**Given records**
§ §

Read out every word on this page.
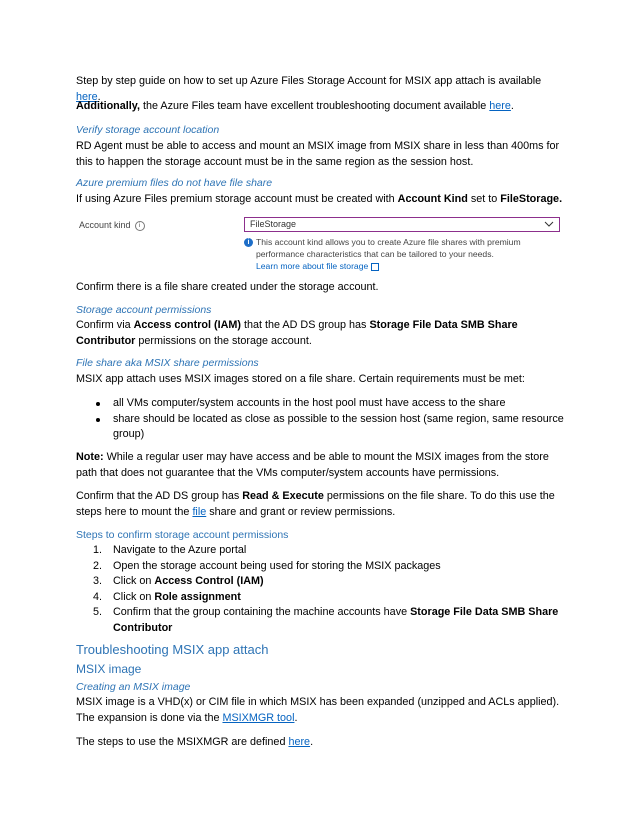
Step by step guide on how to set up Azure Files Storage Account for MSIX app attach is available here.

Additionally, the Azure Files team have excellent troubleshooting document available here.

Verify storage account location

RD Agent must be able to access and mount an MSIX image from MSIX share in less than 400ms for this to happen the storage account must be in the same region as the session host.

Azure premium files do not have file share

If using Azure Files premium storage account must be created with Account Kind set to FileStorage.

Account kind i	FileStorage
i This account kind allows you to create Azure file shares with premium performance characteristics that can be tailored to your needs.
Learn more about file storage

Confirm there is a file share created under the storage account.

Storage account permissions

Confirm via Access control (IAM) that the AD DS group has Storage File Data SMB Share Contributor permissions on the storage account.

File share aka MSIX share permissions

MSIX app attach uses MSIX images stored on a file share. Certain requirements must be met:

all VMs computer/system accounts in the host pool must have access to the share
share should be located as close as possible to the session host (same region, same resource group)

Note: While a regular user may have access and be able to mount the MSIX images from the store path that does not guarantee that the VMs computer/system accounts have permissions.

Confirm that the AD DS group has Read & Execute permissions on the file share. To do this use the steps here to mount the file share and grant or review permissions.

Steps to confirm storage account permissions

1. Navigate to the Azure portal
2. Open the storage account being used for storing the MSIX packages
3. Click on Access Control (IAM)
4. Click on Role assignment
5. Confirm that the group containing the machine accounts have Storage File Data SMB Share Contributor

Troubleshooting MSIX app attach

MSIX image

Creating an MSIX image

MSIX image is a VHD(x) or CIM file in which MSIX has been expanded (unzipped and ACLs applied). The expansion is done via the MSIXMGR tool.

The steps to use the MSIXMGR are defined here.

§ §

**Brief**
Scan the listing above for the word "host" and show each line where it is found.

**Result of the exercise**
RD Agent must be able to access and mount an MSIX image from MSIX share in less than 400ms for this to happen the storage account must be in the same region as the session host.
all VMs computer/system accounts in the host pool must have access to the share
share should be located as close as possible to the session host (same region, same resource group)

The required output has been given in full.